> **CHALLENGE**
Review the material line by line. Identify and copy every line that contains the string "year".

────────────────────

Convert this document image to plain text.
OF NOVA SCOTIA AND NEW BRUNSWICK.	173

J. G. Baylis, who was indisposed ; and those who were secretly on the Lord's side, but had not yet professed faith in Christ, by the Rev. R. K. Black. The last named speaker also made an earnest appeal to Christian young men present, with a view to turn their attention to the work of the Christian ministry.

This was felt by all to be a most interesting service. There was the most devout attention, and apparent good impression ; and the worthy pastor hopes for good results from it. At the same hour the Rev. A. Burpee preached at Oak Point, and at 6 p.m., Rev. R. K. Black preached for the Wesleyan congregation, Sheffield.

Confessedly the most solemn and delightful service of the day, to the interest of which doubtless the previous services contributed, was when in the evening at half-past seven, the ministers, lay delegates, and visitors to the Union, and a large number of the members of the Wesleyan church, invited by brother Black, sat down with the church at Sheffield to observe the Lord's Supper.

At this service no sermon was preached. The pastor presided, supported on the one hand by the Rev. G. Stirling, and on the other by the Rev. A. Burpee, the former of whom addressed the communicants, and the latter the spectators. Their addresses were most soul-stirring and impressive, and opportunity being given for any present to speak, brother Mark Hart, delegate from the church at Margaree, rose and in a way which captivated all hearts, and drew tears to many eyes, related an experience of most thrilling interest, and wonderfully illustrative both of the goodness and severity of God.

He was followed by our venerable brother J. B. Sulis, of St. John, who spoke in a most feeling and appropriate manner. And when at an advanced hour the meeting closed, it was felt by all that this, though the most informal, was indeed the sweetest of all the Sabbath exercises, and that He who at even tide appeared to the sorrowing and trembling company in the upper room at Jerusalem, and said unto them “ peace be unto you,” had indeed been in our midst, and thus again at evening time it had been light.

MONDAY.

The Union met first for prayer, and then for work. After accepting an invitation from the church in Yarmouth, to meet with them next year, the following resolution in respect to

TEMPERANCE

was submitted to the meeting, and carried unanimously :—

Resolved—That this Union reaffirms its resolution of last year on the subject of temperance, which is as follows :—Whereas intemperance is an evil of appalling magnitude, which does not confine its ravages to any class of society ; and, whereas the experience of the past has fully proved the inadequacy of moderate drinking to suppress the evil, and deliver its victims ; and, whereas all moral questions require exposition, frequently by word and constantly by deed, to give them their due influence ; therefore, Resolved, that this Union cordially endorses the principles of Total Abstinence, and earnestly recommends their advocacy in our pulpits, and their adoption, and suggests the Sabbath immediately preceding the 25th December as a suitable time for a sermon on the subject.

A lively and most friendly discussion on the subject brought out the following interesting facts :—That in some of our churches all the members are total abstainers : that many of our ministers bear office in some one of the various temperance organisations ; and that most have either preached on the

────────────────────

> **EXERCISE ANSWER**
The Union met first for prayer, and then for work. After accepting an invitation from the church in Yarmouth, to meet with them next year, the following resolution in respect to
Resolved—That this Union reaffirms its resolution of last year on the subject of temperance, which is as follows :—Whereas intemperance is an evil of appalling magnitude, which does not confine its ravages to any class of society ; and, whereas the experience of the past has fully proved the inadequacy of moderate drinking to suppress the evil, and deliver its victims ; and, whereas all moral questions require exposition, frequently by word and constantly by deed, to give them their due influence ; therefore, Resolved, that this Union cordially endorses the principles of Total Abstinence, and earnestly recommends their advocacy in our pulpits, and their adoption, and suggests the Sabbath immediately preceding the 25th December as a suitable time for a sermon on the subject.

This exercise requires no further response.